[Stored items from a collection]
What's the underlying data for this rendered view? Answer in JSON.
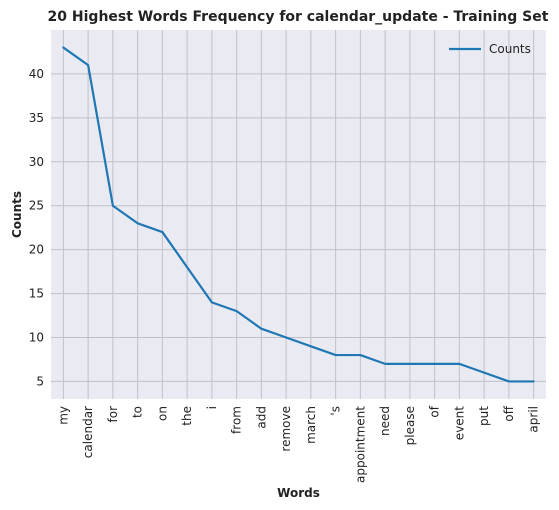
{
  "chart_data": {
    "type": "line",
    "title": "20 Highest Words Frequency for calendar_update - Training Set",
    "xlabel": "Words",
    "ylabel": "Counts",
    "categories": [
      "my",
      "calendar",
      "for",
      "to",
      "on",
      "the",
      "i",
      "from",
      "add",
      "remove",
      "march",
      "'s",
      "appointment",
      "need",
      "please",
      "of",
      "event",
      "put",
      "off",
      "april"
    ],
    "series": [
      {
        "name": "Counts",
        "values": [
          43,
          41,
          25,
          23,
          22,
          18,
          14,
          13,
          11,
          10,
          9,
          8,
          8,
          7,
          7,
          7,
          7,
          6,
          5,
          5
        ],
        "color": "#1f77b4"
      }
    ],
    "ylim": [
      3,
      45
    ],
    "yticks": [
      5,
      10,
      15,
      20,
      25,
      30,
      35,
      40
    ],
    "grid": true,
    "legend_position": "top-right",
    "background_color": "#eaeaf2",
    "grid_color": "#c0c0c8"
  }
}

CHALLENGE ▸ Leave the pictures out and print the records above exactly as they stand.

PROBLEM SOLUTION ▸
What's the underlying data for this rendered view? Answer in JSON.
{
  "chart_data": {
    "type": "line",
    "title": "20 Highest Words Frequency for calendar_update - Training Set",
    "xlabel": "Words",
    "ylabel": "Counts",
    "categories": [
      "my",
      "calendar",
      "for",
      "to",
      "on",
      "the",
      "i",
      "from",
      "add",
      "remove",
      "march",
      "'s",
      "appointment",
      "need",
      "please",
      "of",
      "event",
      "put",
      "off",
      "april"
    ],
    "series": [
      {
        "name": "Counts",
        "values": [
          43,
          41,
          25,
          23,
          22,
          18,
          14,
          13,
          11,
          10,
          9,
          8,
          8,
          7,
          7,
          7,
          7,
          6,
          5,
          5
        ],
        "color": "#1f77b4"
      }
    ],
    "ylim": [
      3,
      45
    ],
    "yticks": [
      5,
      10,
      15,
      20,
      25,
      30,
      35,
      40
    ],
    "grid": true,
    "legend_position": "top-right",
    "background_color": "#eaeaf2",
    "grid_color": "#c0c0c8"
  }
}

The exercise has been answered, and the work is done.